▶ AIM: Quote the records in full and leave their pictures out.

────────────────

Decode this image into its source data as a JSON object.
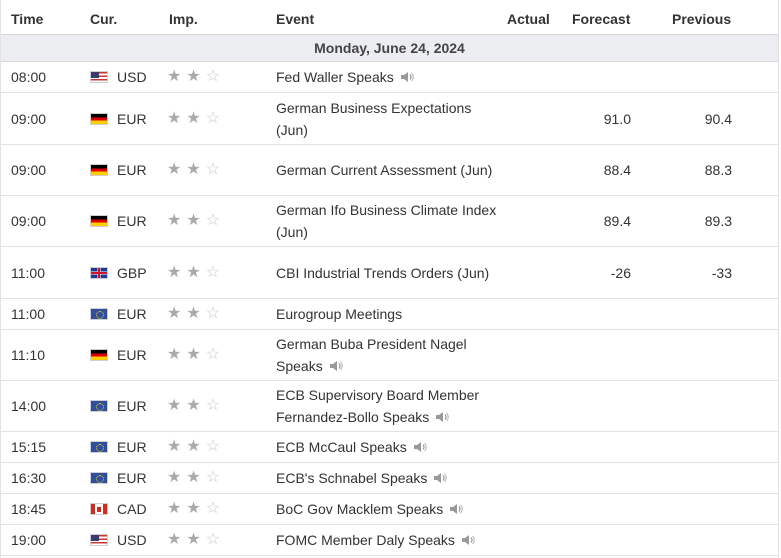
{
  "headers": {
    "time": "Time",
    "currency": "Cur.",
    "importance": "Imp.",
    "event": "Event",
    "actual": "Actual",
    "forecast": "Forecast",
    "previous": "Previous"
  },
  "day_label": "Monday, June 24, 2024",
  "rows": [
    {
      "time": "08:00",
      "flag": "us-flag-icon",
      "currency": "USD",
      "importance": 2,
      "event": "Fed Waller Speaks",
      "speech": true,
      "actual": "",
      "forecast": "",
      "previous": ""
    },
    {
      "time": "09:00",
      "flag": "de-flag-icon",
      "currency": "EUR",
      "importance": 2,
      "event": "German Business Expectations (Jun)",
      "speech": false,
      "actual": "",
      "forecast": "91.0",
      "previous": "90.4"
    },
    {
      "time": "09:00",
      "flag": "de-flag-icon",
      "currency": "EUR",
      "importance": 2,
      "event": "German Current Assessment (Jun)",
      "speech": false,
      "actual": "",
      "forecast": "88.4",
      "previous": "88.3"
    },
    {
      "time": "09:00",
      "flag": "de-flag-icon",
      "currency": "EUR",
      "importance": 2,
      "event": "German Ifo Business Climate Index (Jun)",
      "speech": false,
      "actual": "",
      "forecast": "89.4",
      "previous": "89.3"
    },
    {
      "time": "11:00",
      "flag": "gb-flag-icon",
      "currency": "GBP",
      "importance": 2,
      "event": "CBI Industrial Trends Orders (Jun)",
      "speech": false,
      "actual": "",
      "forecast": "-26",
      "previous": "-33"
    },
    {
      "time": "11:00",
      "flag": "eu-flag-icon",
      "currency": "EUR",
      "importance": 2,
      "event": "Eurogroup Meetings",
      "speech": false,
      "actual": "",
      "forecast": "",
      "previous": ""
    },
    {
      "time": "11:10",
      "flag": "de-flag-icon",
      "currency": "EUR",
      "importance": 2,
      "event": "German Buba President Nagel Speaks",
      "speech": true,
      "actual": "",
      "forecast": "",
      "previous": ""
    },
    {
      "time": "14:00",
      "flag": "eu-flag-icon",
      "currency": "EUR",
      "importance": 2,
      "event": "ECB Supervisory Board Member Fernandez-Bollo Speaks",
      "speech": true,
      "actual": "",
      "forecast": "",
      "previous": ""
    },
    {
      "time": "15:15",
      "flag": "eu-flag-icon",
      "currency": "EUR",
      "importance": 2,
      "event": "ECB McCaul Speaks",
      "speech": true,
      "actual": "",
      "forecast": "",
      "previous": ""
    },
    {
      "time": "16:30",
      "flag": "eu-flag-icon",
      "currency": "EUR",
      "importance": 2,
      "event": "ECB's Schnabel Speaks",
      "speech": true,
      "actual": "",
      "forecast": "",
      "previous": ""
    },
    {
      "time": "18:45",
      "flag": "ca-flag-icon",
      "currency": "CAD",
      "importance": 2,
      "event": "BoC Gov Macklem Speaks",
      "speech": true,
      "actual": "",
      "forecast": "",
      "previous": ""
    },
    {
      "time": "19:00",
      "flag": "us-flag-icon",
      "currency": "USD",
      "importance": 2,
      "event": "FOMC Member Daly Speaks",
      "speech": true,
      "actual": "",
      "forecast": "",
      "previous": ""
    }
  ]
}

────────────────

▶ EXPECTED ANSWER:
Decode this image into its source data as a JSON object.
{
  "headers": {
    "time": "Time",
    "currency": "Cur.",
    "importance": "Imp.",
    "event": "Event",
    "actual": "Actual",
    "forecast": "Forecast",
    "previous": "Previous"
  },
  "day_label": "Monday, June 24, 2024",
  "rows": [
    {
      "time": "08:00",
      "flag": "us-flag-icon",
      "currency": "USD",
      "importance": 2,
      "event": "Fed Waller Speaks",
      "speech": true,
      "actual": "",
      "forecast": "",
      "previous": ""
    },
    {
      "time": "09:00",
      "flag": "de-flag-icon",
      "currency": "EUR",
      "importance": 2,
      "event": "German Business Expectations (Jun)",
      "speech": false,
      "actual": "",
      "forecast": "91.0",
      "previous": "90.4"
    },
    {
      "time": "09:00",
      "flag": "de-flag-icon",
      "currency": "EUR",
      "importance": 2,
      "event": "German Current Assessment (Jun)",
      "speech": false,
      "actual": "",
      "forecast": "88.4",
      "previous": "88.3"
    },
    {
      "time": "09:00",
      "flag": "de-flag-icon",
      "currency": "EUR",
      "importance": 2,
      "event": "German Ifo Business Climate Index (Jun)",
      "speech": false,
      "actual": "",
      "forecast": "89.4",
      "previous": "89.3"
    },
    {
      "time": "11:00",
      "flag": "gb-flag-icon",
      "currency": "GBP",
      "importance": 2,
      "event": "CBI Industrial Trends Orders (Jun)",
      "speech": false,
      "actual": "",
      "forecast": "-26",
      "previous": "-33"
    },
    {
      "time": "11:00",
      "flag": "eu-flag-icon",
      "currency": "EUR",
      "importance": 2,
      "event": "Eurogroup Meetings",
      "speech": false,
      "actual": "",
      "forecast": "",
      "previous": ""
    },
    {
      "time": "11:10",
      "flag": "de-flag-icon",
      "currency": "EUR",
      "importance": 2,
      "event": "German Buba President Nagel Speaks",
      "speech": true,
      "actual": "",
      "forecast": "",
      "previous": ""
    },
    {
      "time": "14:00",
      "flag": "eu-flag-icon",
      "currency": "EUR",
      "importance": 2,
      "event": "ECB Supervisory Board Member Fernandez-Bollo Speaks",
      "speech": true,
      "actual": "",
      "forecast": "",
      "previous": ""
    },
    {
      "time": "15:15",
      "flag": "eu-flag-icon",
      "currency": "EUR",
      "importance": 2,
      "event": "ECB McCaul Speaks",
      "speech": true,
      "actual": "",
      "forecast": "",
      "previous": ""
    },
    {
      "time": "16:30",
      "flag": "eu-flag-icon",
      "currency": "EUR",
      "importance": 2,
      "event": "ECB's Schnabel Speaks",
      "speech": true,
      "actual": "",
      "forecast": "",
      "previous": ""
    },
    {
      "time": "18:45",
      "flag": "ca-flag-icon",
      "currency": "CAD",
      "importance": 2,
      "event": "BoC Gov Macklem Speaks",
      "speech": true,
      "actual": "",
      "forecast": "",
      "previous": ""
    },
    {
      "time": "19:00",
      "flag": "us-flag-icon",
      "currency": "USD",
      "importance": 2,
      "event": "FOMC Member Daly Speaks",
      "speech": true,
      "actual": "",
      "forecast": "",
      "previous": ""
    }
  ]
}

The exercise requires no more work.